**Problem details**:
Skip the pictures. Transcribe the rest of the data below without changing a word.

==*==

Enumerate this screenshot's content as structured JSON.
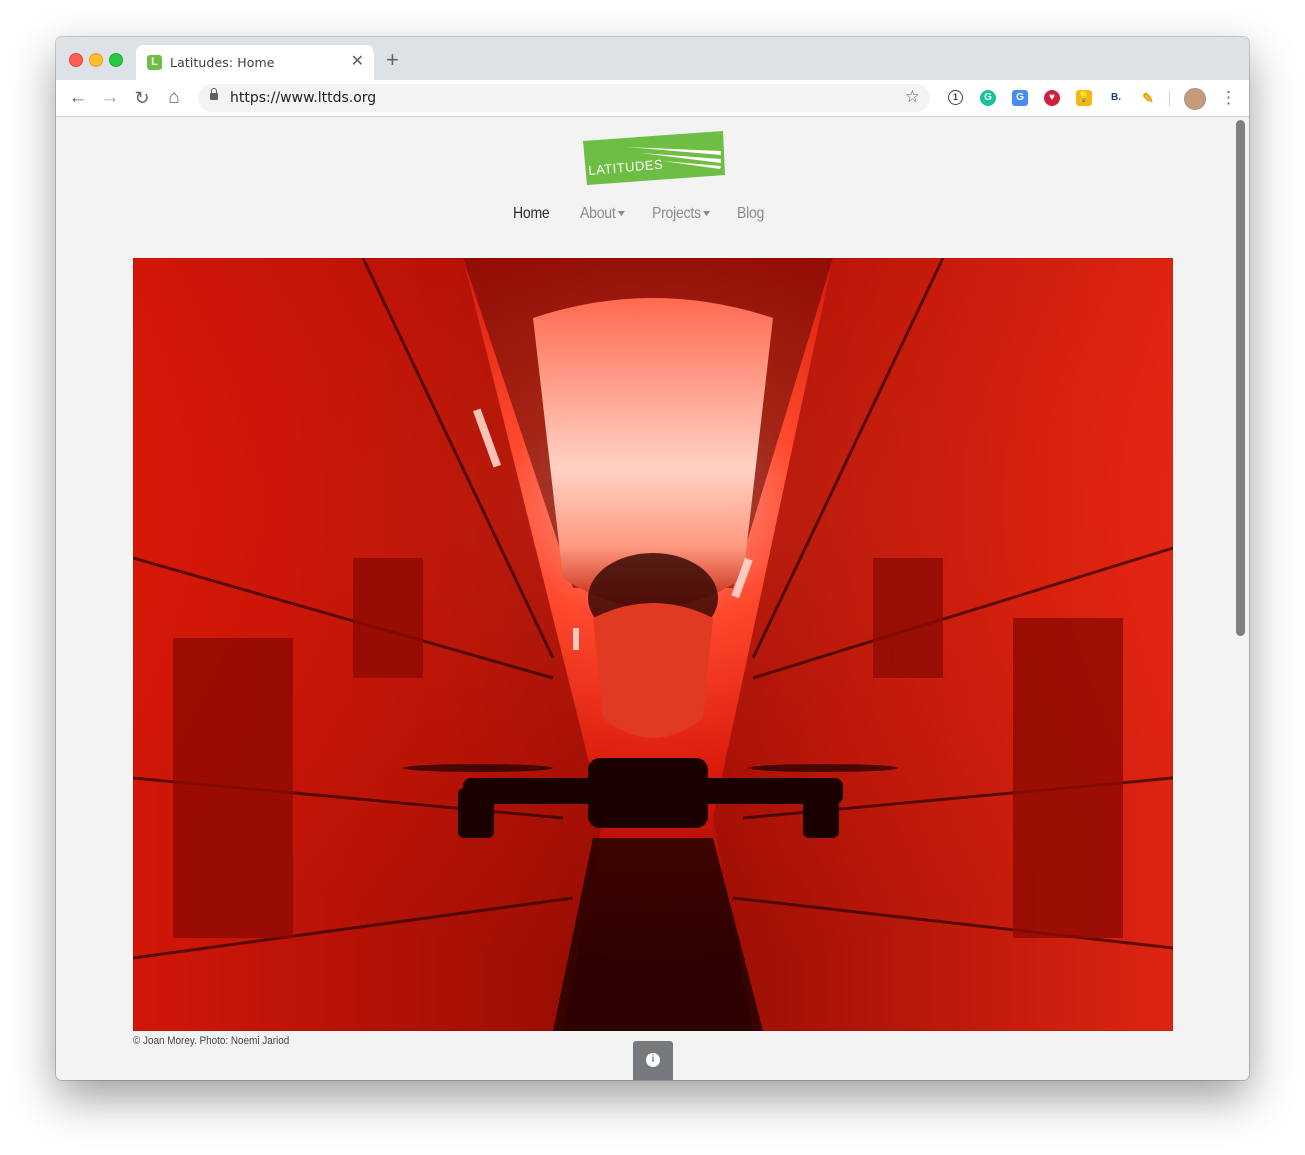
{
  "browser": {
    "tab": {
      "title": "Latitudes: Home",
      "favicon_letter": "L"
    },
    "url": "https://www.lttds.org",
    "colors": {
      "tabstrip": "#dee1e6",
      "toolbar": "#ffffff"
    }
  },
  "site": {
    "logo_text": "LATITUDES",
    "brand_color": "#6fbe44",
    "nav": [
      {
        "label": "Home",
        "active": true
      },
      {
        "label": "About",
        "dropdown": true
      },
      {
        "label": "Projects",
        "dropdown": true
      },
      {
        "label": "Blog"
      }
    ],
    "hero": {
      "caption": "© Joan Morey. Photo: Noemi Jariod"
    }
  }
}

==*==

**Exercise solution**:
Enumerate this screenshot's content as structured JSON.
{
  "browser": {
    "tab": {
      "title": "Latitudes: Home",
      "favicon_letter": "L"
    },
    "url": "https://www.lttds.org",
    "colors": {
      "tabstrip": "#dee1e6",
      "toolbar": "#ffffff"
    }
  },
  "site": {
    "logo_text": "LATITUDES",
    "brand_color": "#6fbe44",
    "nav": [
      {
        "label": "Home",
        "active": true
      },
      {
        "label": "About",
        "dropdown": true
      },
      {
        "label": "Projects",
        "dropdown": true
      },
      {
        "label": "Blog"
      }
    ],
    "hero": {
      "caption": "© Joan Morey. Photo: Noemi Jariod"
    }
  }
}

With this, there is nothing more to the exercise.